== SUPPLIED PASSAGE ==
□ □ □ □

The processing of neural data presents both opportunities and significant data protection challenges that require careful consideration. Businesses in the neurotechnology sector should closely monitor these regulatory updates and conduct thorough assessments when considering development of neurotechnologies or processing of neural data to ensure compliance with data protection laws.

□ □ □ □

== DATA ==

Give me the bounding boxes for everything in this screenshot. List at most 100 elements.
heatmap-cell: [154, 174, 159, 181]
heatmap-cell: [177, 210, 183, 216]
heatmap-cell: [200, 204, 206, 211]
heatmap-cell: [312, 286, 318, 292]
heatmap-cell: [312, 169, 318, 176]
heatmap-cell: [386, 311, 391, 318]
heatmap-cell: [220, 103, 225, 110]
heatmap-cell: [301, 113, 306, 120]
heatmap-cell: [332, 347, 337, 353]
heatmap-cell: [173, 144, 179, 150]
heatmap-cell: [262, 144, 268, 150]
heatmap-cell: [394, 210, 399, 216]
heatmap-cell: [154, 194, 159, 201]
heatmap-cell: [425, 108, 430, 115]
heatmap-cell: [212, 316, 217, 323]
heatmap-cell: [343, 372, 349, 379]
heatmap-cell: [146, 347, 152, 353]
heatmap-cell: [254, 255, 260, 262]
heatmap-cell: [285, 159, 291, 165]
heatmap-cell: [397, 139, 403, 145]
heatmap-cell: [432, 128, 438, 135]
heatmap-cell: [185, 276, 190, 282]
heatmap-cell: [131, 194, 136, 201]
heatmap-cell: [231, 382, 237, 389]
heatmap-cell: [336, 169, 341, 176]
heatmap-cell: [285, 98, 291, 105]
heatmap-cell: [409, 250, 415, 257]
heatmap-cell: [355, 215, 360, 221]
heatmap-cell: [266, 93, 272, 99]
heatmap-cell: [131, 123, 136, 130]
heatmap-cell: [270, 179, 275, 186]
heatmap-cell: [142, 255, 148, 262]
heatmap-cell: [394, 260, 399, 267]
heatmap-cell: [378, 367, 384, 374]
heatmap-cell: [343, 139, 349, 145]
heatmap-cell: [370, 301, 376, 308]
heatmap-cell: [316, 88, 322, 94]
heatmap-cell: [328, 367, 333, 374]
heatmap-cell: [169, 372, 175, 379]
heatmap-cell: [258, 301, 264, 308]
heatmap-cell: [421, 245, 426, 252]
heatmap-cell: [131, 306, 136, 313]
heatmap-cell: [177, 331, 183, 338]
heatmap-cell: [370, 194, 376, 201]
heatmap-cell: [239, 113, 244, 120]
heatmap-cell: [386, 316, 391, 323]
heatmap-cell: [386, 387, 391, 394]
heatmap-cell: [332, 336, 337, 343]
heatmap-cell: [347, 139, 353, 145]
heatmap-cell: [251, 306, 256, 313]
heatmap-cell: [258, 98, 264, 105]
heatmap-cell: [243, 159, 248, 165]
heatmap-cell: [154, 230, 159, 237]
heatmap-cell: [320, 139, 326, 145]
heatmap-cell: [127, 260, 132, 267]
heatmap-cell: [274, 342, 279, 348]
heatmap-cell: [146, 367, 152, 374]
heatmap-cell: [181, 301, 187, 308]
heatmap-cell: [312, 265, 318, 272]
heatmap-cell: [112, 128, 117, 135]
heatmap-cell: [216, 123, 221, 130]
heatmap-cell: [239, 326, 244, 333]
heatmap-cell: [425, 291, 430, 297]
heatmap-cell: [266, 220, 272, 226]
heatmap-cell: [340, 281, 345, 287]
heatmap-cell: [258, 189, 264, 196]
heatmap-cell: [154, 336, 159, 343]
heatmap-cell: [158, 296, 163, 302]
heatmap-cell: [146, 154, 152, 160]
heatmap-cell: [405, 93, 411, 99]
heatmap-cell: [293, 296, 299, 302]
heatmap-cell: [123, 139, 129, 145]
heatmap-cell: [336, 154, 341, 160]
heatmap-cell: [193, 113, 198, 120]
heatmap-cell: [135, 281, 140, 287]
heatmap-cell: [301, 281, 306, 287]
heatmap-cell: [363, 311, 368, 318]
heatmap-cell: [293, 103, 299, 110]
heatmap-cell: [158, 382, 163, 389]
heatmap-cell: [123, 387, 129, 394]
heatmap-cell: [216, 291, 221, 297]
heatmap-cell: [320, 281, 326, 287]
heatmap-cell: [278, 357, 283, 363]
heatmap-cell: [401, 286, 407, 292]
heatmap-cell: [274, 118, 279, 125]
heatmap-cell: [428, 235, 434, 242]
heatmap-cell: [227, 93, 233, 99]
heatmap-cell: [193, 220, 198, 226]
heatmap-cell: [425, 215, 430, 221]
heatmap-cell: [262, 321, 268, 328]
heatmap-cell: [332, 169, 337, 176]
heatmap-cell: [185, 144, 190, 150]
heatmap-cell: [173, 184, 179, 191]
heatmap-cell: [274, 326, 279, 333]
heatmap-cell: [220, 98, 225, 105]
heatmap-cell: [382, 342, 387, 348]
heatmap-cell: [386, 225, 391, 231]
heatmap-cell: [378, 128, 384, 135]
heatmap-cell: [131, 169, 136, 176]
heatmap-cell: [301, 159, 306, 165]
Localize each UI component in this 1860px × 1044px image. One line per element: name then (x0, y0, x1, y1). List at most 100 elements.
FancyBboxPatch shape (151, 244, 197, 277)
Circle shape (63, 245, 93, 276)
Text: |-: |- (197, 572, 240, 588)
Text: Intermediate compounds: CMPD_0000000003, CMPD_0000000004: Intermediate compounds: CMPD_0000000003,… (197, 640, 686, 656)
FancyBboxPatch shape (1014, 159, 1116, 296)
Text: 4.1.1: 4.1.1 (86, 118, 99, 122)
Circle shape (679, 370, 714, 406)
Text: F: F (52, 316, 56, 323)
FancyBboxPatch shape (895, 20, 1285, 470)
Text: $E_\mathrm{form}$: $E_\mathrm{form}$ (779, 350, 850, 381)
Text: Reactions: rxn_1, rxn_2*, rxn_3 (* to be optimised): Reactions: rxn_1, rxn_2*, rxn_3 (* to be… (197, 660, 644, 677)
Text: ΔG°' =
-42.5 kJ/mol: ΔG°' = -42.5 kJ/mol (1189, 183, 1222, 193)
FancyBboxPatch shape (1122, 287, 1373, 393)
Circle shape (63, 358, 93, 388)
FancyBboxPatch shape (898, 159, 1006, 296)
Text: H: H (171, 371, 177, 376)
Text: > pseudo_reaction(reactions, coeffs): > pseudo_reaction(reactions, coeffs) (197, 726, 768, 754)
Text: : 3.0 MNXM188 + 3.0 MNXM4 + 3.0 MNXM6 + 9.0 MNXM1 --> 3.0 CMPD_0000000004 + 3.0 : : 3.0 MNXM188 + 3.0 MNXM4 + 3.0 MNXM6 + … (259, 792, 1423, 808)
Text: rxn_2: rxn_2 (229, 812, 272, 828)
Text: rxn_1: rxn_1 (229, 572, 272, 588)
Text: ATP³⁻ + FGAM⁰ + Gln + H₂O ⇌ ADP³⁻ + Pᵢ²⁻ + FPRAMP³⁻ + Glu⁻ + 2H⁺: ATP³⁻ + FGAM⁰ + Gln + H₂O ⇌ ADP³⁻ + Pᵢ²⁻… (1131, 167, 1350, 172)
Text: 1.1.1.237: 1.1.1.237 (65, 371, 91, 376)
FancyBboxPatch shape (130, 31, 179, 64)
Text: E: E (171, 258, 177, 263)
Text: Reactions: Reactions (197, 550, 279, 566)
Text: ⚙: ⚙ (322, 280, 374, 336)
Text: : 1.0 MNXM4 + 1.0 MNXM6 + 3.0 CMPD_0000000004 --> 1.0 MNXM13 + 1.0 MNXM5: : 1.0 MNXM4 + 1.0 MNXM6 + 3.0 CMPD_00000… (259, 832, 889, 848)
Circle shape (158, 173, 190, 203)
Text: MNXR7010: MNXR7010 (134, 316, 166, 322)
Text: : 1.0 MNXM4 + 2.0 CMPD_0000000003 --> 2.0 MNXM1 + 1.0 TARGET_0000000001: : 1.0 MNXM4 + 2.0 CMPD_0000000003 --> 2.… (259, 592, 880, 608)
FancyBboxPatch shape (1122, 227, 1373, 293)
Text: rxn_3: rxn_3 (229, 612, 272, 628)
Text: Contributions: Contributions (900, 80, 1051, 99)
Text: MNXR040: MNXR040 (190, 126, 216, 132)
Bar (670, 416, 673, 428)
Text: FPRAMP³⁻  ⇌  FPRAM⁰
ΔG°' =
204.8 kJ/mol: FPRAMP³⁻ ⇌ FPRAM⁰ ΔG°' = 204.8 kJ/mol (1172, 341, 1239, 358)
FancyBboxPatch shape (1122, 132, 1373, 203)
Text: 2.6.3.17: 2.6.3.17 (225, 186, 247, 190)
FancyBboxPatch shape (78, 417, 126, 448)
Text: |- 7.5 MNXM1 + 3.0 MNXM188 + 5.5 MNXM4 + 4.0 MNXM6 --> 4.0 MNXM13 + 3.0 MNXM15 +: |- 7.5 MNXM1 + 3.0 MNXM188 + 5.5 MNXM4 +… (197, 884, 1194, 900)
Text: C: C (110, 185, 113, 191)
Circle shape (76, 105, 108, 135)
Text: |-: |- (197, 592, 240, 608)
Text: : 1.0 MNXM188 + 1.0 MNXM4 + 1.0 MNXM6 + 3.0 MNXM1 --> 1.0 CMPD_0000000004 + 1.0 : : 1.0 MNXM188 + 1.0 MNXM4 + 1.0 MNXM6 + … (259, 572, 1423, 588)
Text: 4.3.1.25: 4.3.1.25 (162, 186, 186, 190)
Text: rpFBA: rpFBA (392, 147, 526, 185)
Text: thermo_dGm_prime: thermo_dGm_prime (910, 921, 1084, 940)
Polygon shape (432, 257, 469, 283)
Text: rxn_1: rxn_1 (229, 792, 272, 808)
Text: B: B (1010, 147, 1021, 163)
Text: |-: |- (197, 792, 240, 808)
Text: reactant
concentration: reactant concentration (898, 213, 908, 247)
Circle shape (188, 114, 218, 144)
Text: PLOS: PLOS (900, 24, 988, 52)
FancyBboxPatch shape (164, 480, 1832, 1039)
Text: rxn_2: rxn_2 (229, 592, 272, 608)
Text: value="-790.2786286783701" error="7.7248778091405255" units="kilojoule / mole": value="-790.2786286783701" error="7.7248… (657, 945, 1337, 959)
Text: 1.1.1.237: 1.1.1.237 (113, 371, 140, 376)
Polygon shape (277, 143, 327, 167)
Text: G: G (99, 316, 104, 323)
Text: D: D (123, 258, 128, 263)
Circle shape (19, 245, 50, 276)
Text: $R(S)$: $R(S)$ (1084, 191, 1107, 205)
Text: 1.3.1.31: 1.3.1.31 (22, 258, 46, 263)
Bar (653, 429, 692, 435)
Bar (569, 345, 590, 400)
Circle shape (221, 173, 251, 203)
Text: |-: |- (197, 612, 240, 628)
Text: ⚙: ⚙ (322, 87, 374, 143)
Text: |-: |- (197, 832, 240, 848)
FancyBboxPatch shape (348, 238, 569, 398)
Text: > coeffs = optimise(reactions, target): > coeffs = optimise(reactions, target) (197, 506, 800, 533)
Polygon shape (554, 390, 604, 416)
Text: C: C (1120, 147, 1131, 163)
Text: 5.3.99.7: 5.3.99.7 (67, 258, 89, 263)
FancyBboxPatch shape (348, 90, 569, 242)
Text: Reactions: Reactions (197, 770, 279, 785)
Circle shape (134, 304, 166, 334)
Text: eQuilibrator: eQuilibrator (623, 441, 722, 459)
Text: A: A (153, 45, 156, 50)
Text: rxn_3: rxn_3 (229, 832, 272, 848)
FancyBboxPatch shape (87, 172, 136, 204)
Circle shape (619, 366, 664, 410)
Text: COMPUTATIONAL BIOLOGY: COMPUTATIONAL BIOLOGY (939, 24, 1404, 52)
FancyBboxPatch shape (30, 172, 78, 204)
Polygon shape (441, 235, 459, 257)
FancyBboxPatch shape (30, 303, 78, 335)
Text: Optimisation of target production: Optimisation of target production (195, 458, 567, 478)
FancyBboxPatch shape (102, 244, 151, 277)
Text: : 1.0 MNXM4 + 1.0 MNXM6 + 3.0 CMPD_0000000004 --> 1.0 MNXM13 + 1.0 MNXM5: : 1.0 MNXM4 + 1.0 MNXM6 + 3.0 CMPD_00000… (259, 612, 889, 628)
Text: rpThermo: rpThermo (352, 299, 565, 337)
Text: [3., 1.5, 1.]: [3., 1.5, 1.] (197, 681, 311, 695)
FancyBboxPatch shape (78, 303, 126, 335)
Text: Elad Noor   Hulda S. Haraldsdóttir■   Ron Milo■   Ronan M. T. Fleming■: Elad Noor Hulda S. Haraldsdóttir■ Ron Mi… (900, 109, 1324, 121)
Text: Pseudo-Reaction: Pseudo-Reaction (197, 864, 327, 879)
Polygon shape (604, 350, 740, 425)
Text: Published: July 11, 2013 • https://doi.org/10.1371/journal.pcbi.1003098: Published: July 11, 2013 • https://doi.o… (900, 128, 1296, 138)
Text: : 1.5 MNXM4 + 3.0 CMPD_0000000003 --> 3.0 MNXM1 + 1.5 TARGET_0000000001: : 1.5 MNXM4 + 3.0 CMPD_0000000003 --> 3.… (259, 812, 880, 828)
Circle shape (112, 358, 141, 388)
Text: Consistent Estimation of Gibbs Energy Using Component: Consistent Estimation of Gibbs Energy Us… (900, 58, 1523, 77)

□ □ □ □

== WHAT TO WORK ON ==
1: Summarize the passage on neural data above in one sentence.
2: Answer these questions using the passage on neural data above:
(a) What does the processing of neural data present?
(b) What should businesses in the neurotechnology sector conduct when considering developing neurotechnologies or processing neural data?
(c) What is the stated aim of those actions?

== SOLUTIONS BELOW ==
1: Processing neural data brings opportunities but also significant data protection challenges, so neurotechnology businesses should monitor regulatory updates and carry out thorough assessments to stay compliant with data protection laws.

2:
(a) Both opportunities and significant data protection challenges that require careful consideration.
(b) Thorough assessments.
(c) To ensure compliance with data protection laws.